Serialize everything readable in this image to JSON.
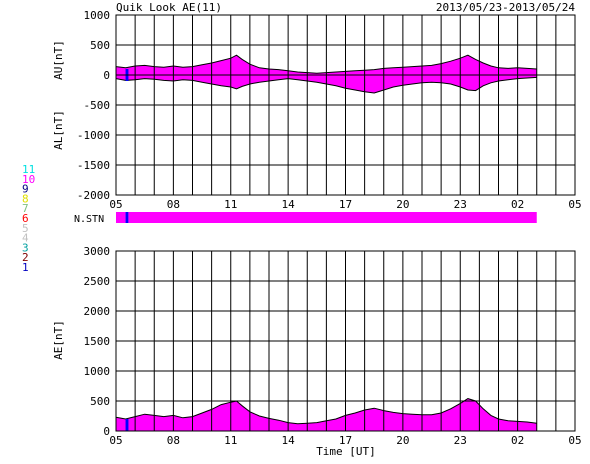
{
  "header": {
    "title": "Quik Look AE(11)",
    "date_range": "2013/05/23-2013/05/24"
  },
  "colors": {
    "fill": "#ff00ff",
    "grid": "#000000",
    "blue": "#0000ff"
  },
  "station_legend": [
    {
      "label": "11",
      "color": "#00e0e0"
    },
    {
      "label": "10",
      "color": "#ff00ff"
    },
    {
      "label": "9",
      "color": "#000080"
    },
    {
      "label": "8",
      "color": "#e0e000"
    },
    {
      "label": "7",
      "color": "#80c080"
    },
    {
      "label": "6",
      "color": "#ff0000"
    },
    {
      "label": "5",
      "color": "#c0c0c0"
    },
    {
      "label": "4",
      "color": "#c0c0c0"
    },
    {
      "label": "3",
      "color": "#00a0a0"
    },
    {
      "label": "2",
      "color": "#800000"
    },
    {
      "label": "1",
      "color": "#0000c0"
    }
  ],
  "chart_data": [
    {
      "type": "area",
      "name": "au-al-panel",
      "ylabel_top": "AU[nT]",
      "ylabel_bottom": "AL[nT]",
      "ylim": [
        -2000,
        1000
      ],
      "yticks": [
        "1000",
        "500",
        "0",
        "-500",
        "-1000",
        "-1500",
        "-2000"
      ],
      "xlim_hours": [
        5,
        29
      ],
      "xticks": [
        "05",
        "08",
        "11",
        "14",
        "17",
        "20",
        "23",
        "02",
        "05"
      ],
      "grid": true,
      "data_end_hour": 27.0,
      "au_series": {
        "x": [
          5.0,
          5.5,
          6.0,
          6.5,
          7.0,
          7.5,
          8.0,
          8.5,
          9.0,
          9.5,
          10.0,
          10.5,
          11.0,
          11.3,
          11.6,
          12.0,
          12.5,
          13.0,
          13.5,
          14.0,
          14.5,
          15.0,
          15.5,
          16.0,
          16.5,
          17.0,
          17.5,
          18.0,
          18.5,
          19.0,
          19.5,
          20.0,
          20.5,
          21.0,
          21.5,
          22.0,
          22.5,
          23.0,
          23.4,
          23.8,
          24.2,
          24.6,
          25.0,
          25.5,
          26.0,
          26.5,
          27.0
        ],
        "values": [
          140,
          120,
          150,
          160,
          140,
          130,
          150,
          130,
          140,
          170,
          200,
          240,
          280,
          330,
          260,
          180,
          120,
          100,
          90,
          70,
          50,
          40,
          30,
          40,
          50,
          60,
          70,
          80,
          90,
          110,
          120,
          130,
          140,
          150,
          160,
          190,
          230,
          280,
          330,
          260,
          200,
          150,
          120,
          110,
          120,
          110,
          100
        ]
      },
      "al_series": {
        "x": [
          5.0,
          5.5,
          6.0,
          6.5,
          7.0,
          7.5,
          8.0,
          8.5,
          9.0,
          9.5,
          10.0,
          10.5,
          11.0,
          11.3,
          11.6,
          12.0,
          12.5,
          13.0,
          13.5,
          14.0,
          14.5,
          15.0,
          15.5,
          16.0,
          16.5,
          17.0,
          17.5,
          18.0,
          18.5,
          19.0,
          19.5,
          20.0,
          20.5,
          21.0,
          21.5,
          22.0,
          22.5,
          23.0,
          23.4,
          23.8,
          24.2,
          24.6,
          25.0,
          25.5,
          26.0,
          26.5,
          27.0
        ],
        "values": [
          -60,
          -90,
          -80,
          -60,
          -70,
          -90,
          -100,
          -80,
          -90,
          -120,
          -150,
          -180,
          -200,
          -230,
          -190,
          -150,
          -120,
          -100,
          -80,
          -60,
          -80,
          -100,
          -120,
          -150,
          -180,
          -220,
          -250,
          -280,
          -300,
          -250,
          -200,
          -170,
          -150,
          -130,
          -120,
          -130,
          -150,
          -200,
          -250,
          -260,
          -180,
          -130,
          -100,
          -80,
          -60,
          -50,
          -40
        ]
      }
    },
    {
      "type": "bar",
      "name": "station-count-bar",
      "label": "N.STN",
      "xlim_hours": [
        5,
        29
      ],
      "segments": [
        {
          "start": 5.0,
          "end": 5.5,
          "color": "#ff00ff"
        },
        {
          "start": 5.5,
          "end": 5.65,
          "color": "#0000ff"
        },
        {
          "start": 5.65,
          "end": 27.0,
          "color": "#ff00ff"
        }
      ]
    },
    {
      "type": "area",
      "name": "ae-panel",
      "ylabel": "AE[nT]",
      "xlabel": "Time [UT]",
      "ylim": [
        0,
        3000
      ],
      "yticks": [
        "3000",
        "2500",
        "2000",
        "1500",
        "1000",
        "500",
        "0"
      ],
      "xlim_hours": [
        5,
        29
      ],
      "xticks": [
        "05",
        "08",
        "11",
        "14",
        "17",
        "20",
        "23",
        "02",
        "05"
      ],
      "grid": true,
      "series": {
        "x": [
          5.0,
          5.5,
          6.0,
          6.5,
          7.0,
          7.5,
          8.0,
          8.5,
          9.0,
          9.5,
          10.0,
          10.5,
          11.0,
          11.3,
          11.6,
          12.0,
          12.5,
          13.0,
          13.5,
          14.0,
          14.5,
          15.0,
          15.5,
          16.0,
          16.5,
          17.0,
          17.5,
          18.0,
          18.5,
          19.0,
          19.5,
          20.0,
          20.5,
          21.0,
          21.5,
          22.0,
          22.5,
          23.0,
          23.4,
          23.8,
          24.2,
          24.6,
          25.0,
          25.5,
          26.0,
          26.5,
          27.0
        ],
        "values": [
          230,
          200,
          240,
          280,
          260,
          240,
          260,
          220,
          240,
          300,
          360,
          440,
          480,
          500,
          420,
          320,
          250,
          210,
          180,
          140,
          120,
          130,
          140,
          170,
          200,
          260,
          300,
          350,
          380,
          340,
          310,
          290,
          280,
          270,
          270,
          300,
          370,
          460,
          540,
          500,
          370,
          260,
          200,
          170,
          160,
          150,
          130
        ]
      }
    }
  ]
}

▶ [Instruction] Write out all the entries word for word, but skip any images.

▶ [Response]
Serialize everything readable in this image to JSON.
{
  "header": {
    "title": "Quik Look AE(11)",
    "date_range": "2013/05/23-2013/05/24"
  },
  "colors": {
    "fill": "#ff00ff",
    "grid": "#000000",
    "blue": "#0000ff"
  },
  "station_legend": [
    {
      "label": "11",
      "color": "#00e0e0"
    },
    {
      "label": "10",
      "color": "#ff00ff"
    },
    {
      "label": "9",
      "color": "#000080"
    },
    {
      "label": "8",
      "color": "#e0e000"
    },
    {
      "label": "7",
      "color": "#80c080"
    },
    {
      "label": "6",
      "color": "#ff0000"
    },
    {
      "label": "5",
      "color": "#c0c0c0"
    },
    {
      "label": "4",
      "color": "#c0c0c0"
    },
    {
      "label": "3",
      "color": "#00a0a0"
    },
    {
      "label": "2",
      "color": "#800000"
    },
    {
      "label": "1",
      "color": "#0000c0"
    }
  ],
  "chart_data": [
    {
      "type": "area",
      "name": "au-al-panel",
      "ylabel_top": "AU[nT]",
      "ylabel_bottom": "AL[nT]",
      "ylim": [
        -2000,
        1000
      ],
      "yticks": [
        "1000",
        "500",
        "0",
        "-500",
        "-1000",
        "-1500",
        "-2000"
      ],
      "xlim_hours": [
        5,
        29
      ],
      "xticks": [
        "05",
        "08",
        "11",
        "14",
        "17",
        "20",
        "23",
        "02",
        "05"
      ],
      "grid": true,
      "data_end_hour": 27.0,
      "au_series": {
        "x": [
          5.0,
          5.5,
          6.0,
          6.5,
          7.0,
          7.5,
          8.0,
          8.5,
          9.0,
          9.5,
          10.0,
          10.5,
          11.0,
          11.3,
          11.6,
          12.0,
          12.5,
          13.0,
          13.5,
          14.0,
          14.5,
          15.0,
          15.5,
          16.0,
          16.5,
          17.0,
          17.5,
          18.0,
          18.5,
          19.0,
          19.5,
          20.0,
          20.5,
          21.0,
          21.5,
          22.0,
          22.5,
          23.0,
          23.4,
          23.8,
          24.2,
          24.6,
          25.0,
          25.5,
          26.0,
          26.5,
          27.0
        ],
        "values": [
          140,
          120,
          150,
          160,
          140,
          130,
          150,
          130,
          140,
          170,
          200,
          240,
          280,
          330,
          260,
          180,
          120,
          100,
          90,
          70,
          50,
          40,
          30,
          40,
          50,
          60,
          70,
          80,
          90,
          110,
          120,
          130,
          140,
          150,
          160,
          190,
          230,
          280,
          330,
          260,
          200,
          150,
          120,
          110,
          120,
          110,
          100
        ]
      },
      "al_series": {
        "x": [
          5.0,
          5.5,
          6.0,
          6.5,
          7.0,
          7.5,
          8.0,
          8.5,
          9.0,
          9.5,
          10.0,
          10.5,
          11.0,
          11.3,
          11.6,
          12.0,
          12.5,
          13.0,
          13.5,
          14.0,
          14.5,
          15.0,
          15.5,
          16.0,
          16.5,
          17.0,
          17.5,
          18.0,
          18.5,
          19.0,
          19.5,
          20.0,
          20.5,
          21.0,
          21.5,
          22.0,
          22.5,
          23.0,
          23.4,
          23.8,
          24.2,
          24.6,
          25.0,
          25.5,
          26.0,
          26.5,
          27.0
        ],
        "values": [
          -60,
          -90,
          -80,
          -60,
          -70,
          -90,
          -100,
          -80,
          -90,
          -120,
          -150,
          -180,
          -200,
          -230,
          -190,
          -150,
          -120,
          -100,
          -80,
          -60,
          -80,
          -100,
          -120,
          -150,
          -180,
          -220,
          -250,
          -280,
          -300,
          -250,
          -200,
          -170,
          -150,
          -130,
          -120,
          -130,
          -150,
          -200,
          -250,
          -260,
          -180,
          -130,
          -100,
          -80,
          -60,
          -50,
          -40
        ]
      }
    },
    {
      "type": "bar",
      "name": "station-count-bar",
      "label": "N.STN",
      "xlim_hours": [
        5,
        29
      ],
      "segments": [
        {
          "start": 5.0,
          "end": 5.5,
          "color": "#ff00ff"
        },
        {
          "start": 5.5,
          "end": 5.65,
          "color": "#0000ff"
        },
        {
          "start": 5.65,
          "end": 27.0,
          "color": "#ff00ff"
        }
      ]
    },
    {
      "type": "area",
      "name": "ae-panel",
      "ylabel": "AE[nT]",
      "xlabel": "Time [UT]",
      "ylim": [
        0,
        3000
      ],
      "yticks": [
        "3000",
        "2500",
        "2000",
        "1500",
        "1000",
        "500",
        "0"
      ],
      "xlim_hours": [
        5,
        29
      ],
      "xticks": [
        "05",
        "08",
        "11",
        "14",
        "17",
        "20",
        "23",
        "02",
        "05"
      ],
      "grid": true,
      "series": {
        "x": [
          5.0,
          5.5,
          6.0,
          6.5,
          7.0,
          7.5,
          8.0,
          8.5,
          9.0,
          9.5,
          10.0,
          10.5,
          11.0,
          11.3,
          11.6,
          12.0,
          12.5,
          13.0,
          13.5,
          14.0,
          14.5,
          15.0,
          15.5,
          16.0,
          16.5,
          17.0,
          17.5,
          18.0,
          18.5,
          19.0,
          19.5,
          20.0,
          20.5,
          21.0,
          21.5,
          22.0,
          22.5,
          23.0,
          23.4,
          23.8,
          24.2,
          24.6,
          25.0,
          25.5,
          26.0,
          26.5,
          27.0
        ],
        "values": [
          230,
          200,
          240,
          280,
          260,
          240,
          260,
          220,
          240,
          300,
          360,
          440,
          480,
          500,
          420,
          320,
          250,
          210,
          180,
          140,
          120,
          130,
          140,
          170,
          200,
          260,
          300,
          350,
          380,
          340,
          310,
          290,
          280,
          270,
          270,
          300,
          370,
          460,
          540,
          500,
          370,
          260,
          200,
          170,
          160,
          150,
          130
        ]
      }
    }
  ]
}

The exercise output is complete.